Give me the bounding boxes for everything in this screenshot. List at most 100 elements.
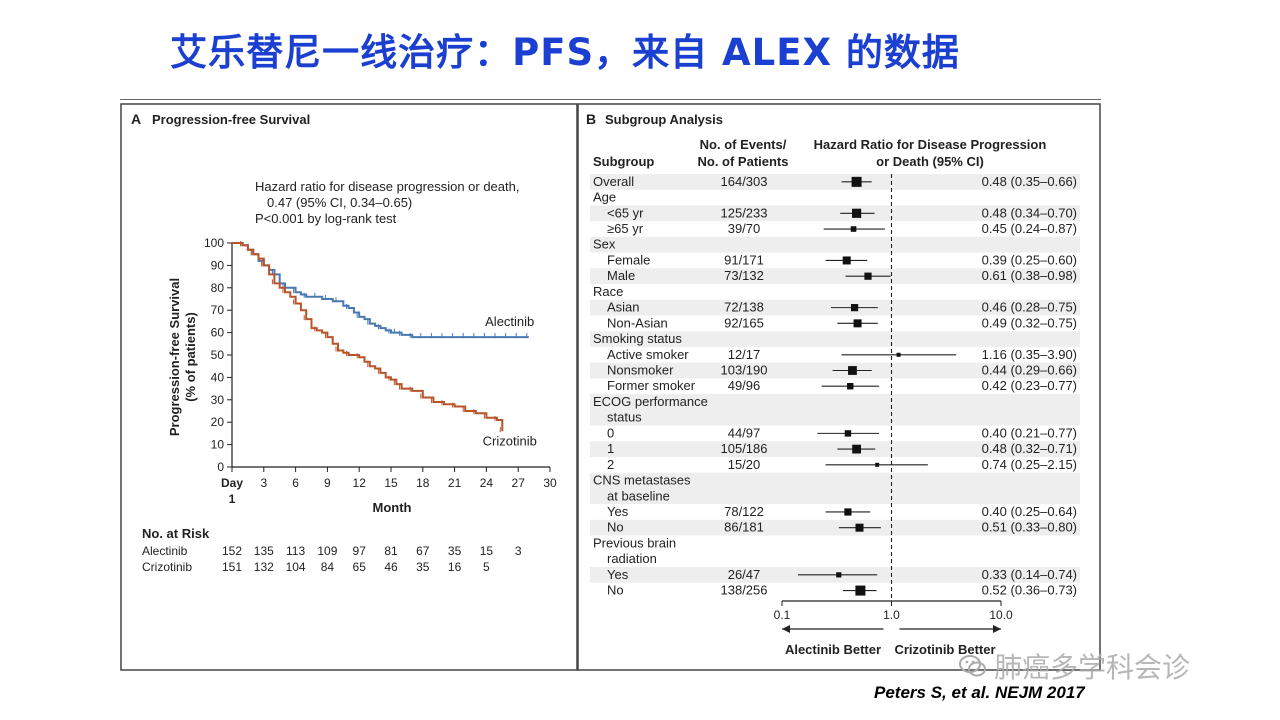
hr-square xyxy=(847,383,854,390)
y-tick-label: 30 xyxy=(211,393,225,407)
row-hr-text: 0.46 (0.28–0.75) xyxy=(982,300,1077,315)
panel-a-letter: A xyxy=(131,111,141,127)
hr-square xyxy=(864,272,872,280)
row-events: 125/233 xyxy=(721,205,768,220)
forest-rows: Overall 164/303 0.48 (0.35–0.66) Age<65 yr 1… xyxy=(590,174,1080,598)
row-hr-text: 0.42 (0.23–0.77) xyxy=(982,378,1077,393)
at-risk-value: 35 xyxy=(448,544,462,558)
row-label: Yes xyxy=(607,504,629,519)
row-label: Sex xyxy=(593,237,616,252)
watermark: 肺癌多学科会诊 xyxy=(958,646,1190,686)
x-axis-label: Month xyxy=(373,500,412,515)
favor-left-label: Alectinib Better xyxy=(785,642,881,657)
at-risk-value: 97 xyxy=(353,544,367,558)
hr-square xyxy=(853,319,862,328)
col-header-subgroup: Subgroup xyxy=(593,154,654,169)
row-label-2: at baseline xyxy=(607,488,670,503)
favor-right-label: Crizotinib Better xyxy=(894,642,995,657)
hr-square xyxy=(836,572,842,578)
row-hr-text: 0.49 (0.32–0.75) xyxy=(982,315,1077,330)
y-tick-label: 0 xyxy=(217,460,224,474)
y-axis-label-line1: Progression-free Survival xyxy=(167,278,182,436)
at-risk-value: 67 xyxy=(416,544,430,558)
x-tick-label: 3 xyxy=(260,476,267,490)
at-risk-value: 152 xyxy=(222,544,242,558)
arrow-right-head xyxy=(993,625,1001,633)
row-label: 2 xyxy=(607,457,614,472)
x-tick-label: 30 xyxy=(543,476,557,490)
row-shade xyxy=(590,519,1080,536)
row-label: Asian xyxy=(607,300,640,315)
wechat-icon xyxy=(959,655,986,677)
row-label: Smoking status xyxy=(593,331,682,346)
row-shade xyxy=(590,331,1080,347)
row-hr-text: 0.52 (0.36–0.73) xyxy=(982,583,1077,598)
row-label: Active smoker xyxy=(607,347,689,362)
row-label: 1 xyxy=(607,441,614,456)
row-shade xyxy=(590,236,1080,253)
panel-a-title: Progression-free Survival xyxy=(152,112,310,127)
hr-square xyxy=(844,508,852,516)
hr-square xyxy=(851,208,862,218)
row-hr-text: 0.39 (0.25–0.60) xyxy=(982,252,1077,267)
y-tick-label: 60 xyxy=(211,326,225,340)
curve-label-alectinib: Alectinib xyxy=(485,314,534,329)
panel-a-frame xyxy=(120,103,578,671)
at-risk-value: 15 xyxy=(480,544,494,558)
at-risk-value: 81 xyxy=(384,544,398,558)
row-hr-text: 0.40 (0.25–0.64) xyxy=(982,504,1077,519)
row-label-2: status xyxy=(607,410,642,425)
row-shade xyxy=(590,441,1080,457)
row-label: Nonsmoker xyxy=(607,363,674,378)
row-events: 164/303 xyxy=(721,174,768,189)
hr-square xyxy=(896,352,901,357)
hr-square xyxy=(844,430,852,437)
row-label: ECOG performance xyxy=(593,394,708,409)
x-tick-label: Day xyxy=(221,476,243,490)
row-label: Male xyxy=(607,268,635,283)
row-hr-text: 0.44 (0.29–0.66) xyxy=(982,363,1077,378)
x-tick-label: 6 xyxy=(292,476,299,490)
row-events: 86/181 xyxy=(724,520,764,535)
at-risk-value: 109 xyxy=(317,544,337,558)
y-tick-label: 70 xyxy=(211,303,225,317)
at-risk-header: No. at Risk xyxy=(142,526,210,541)
row-events: 92/165 xyxy=(724,315,764,330)
forest-x-tick-label: 0.1 xyxy=(774,608,791,622)
y-axis-label-line2: (% of patients) xyxy=(183,312,198,402)
row-shade xyxy=(590,268,1080,285)
at-risk-value: 113 xyxy=(286,544,305,558)
row-hr-text: 0.45 (0.24–0.87) xyxy=(982,221,1077,236)
km-curve-crizotinib xyxy=(232,242,504,432)
y-tick-label: 100 xyxy=(204,236,224,250)
hr-square xyxy=(875,462,880,467)
hr-square xyxy=(855,585,866,596)
hr-square xyxy=(848,366,857,375)
y-tick-label: 50 xyxy=(211,348,225,362)
y-tick-label: 80 xyxy=(211,281,225,295)
hr-square xyxy=(842,256,851,265)
row-events: 91/171 xyxy=(724,252,764,267)
col-header-hr-1: Hazard Ratio for Disease Progression xyxy=(814,137,1047,152)
row-hr-text: 0.48 (0.34–0.70) xyxy=(982,205,1077,220)
row-label: No xyxy=(607,520,624,535)
row-label: CNS metastases xyxy=(593,473,691,488)
row-label: Female xyxy=(607,252,650,267)
at-risk-value: 65 xyxy=(353,560,367,574)
hr-square xyxy=(850,226,857,232)
forest-x-tick-label: 1.0 xyxy=(883,608,900,622)
row-events: 44/97 xyxy=(728,425,761,440)
row-hr-text: 0.48 (0.32–0.71) xyxy=(982,441,1077,456)
at-risk-value: 5 xyxy=(483,560,490,574)
row-events: 105/186 xyxy=(721,441,768,456)
hr-annotation-line1: Hazard ratio for disease progression or … xyxy=(255,179,519,194)
at-risk-value: 46 xyxy=(384,560,398,574)
row-hr-text: 0.51 (0.33–0.80) xyxy=(982,520,1077,535)
row-hr-text: 0.48 (0.35–0.66) xyxy=(982,174,1077,189)
row-events: 15/20 xyxy=(728,457,761,472)
row-label: <65 yr xyxy=(607,205,644,220)
row-events: 49/96 xyxy=(728,378,761,393)
row-hr-text: 0.61 (0.38–0.98) xyxy=(982,268,1077,283)
row-label: Yes xyxy=(607,567,629,582)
··········
- _WHAT YOU NEED TO DO_: Write out every line from the data above that includes "forest".

- _YOUR RESPONSE_:
forest-rows: Overall 164/303 0.48 (0.35–0.66) Age<65 yr 1… xyxy=(590,174,1080,598)
forest-x-tick-label: 0.1 xyxy=(774,608,791,622)
forest-x-tick-label: 1.0 xyxy=(883,608,900,622)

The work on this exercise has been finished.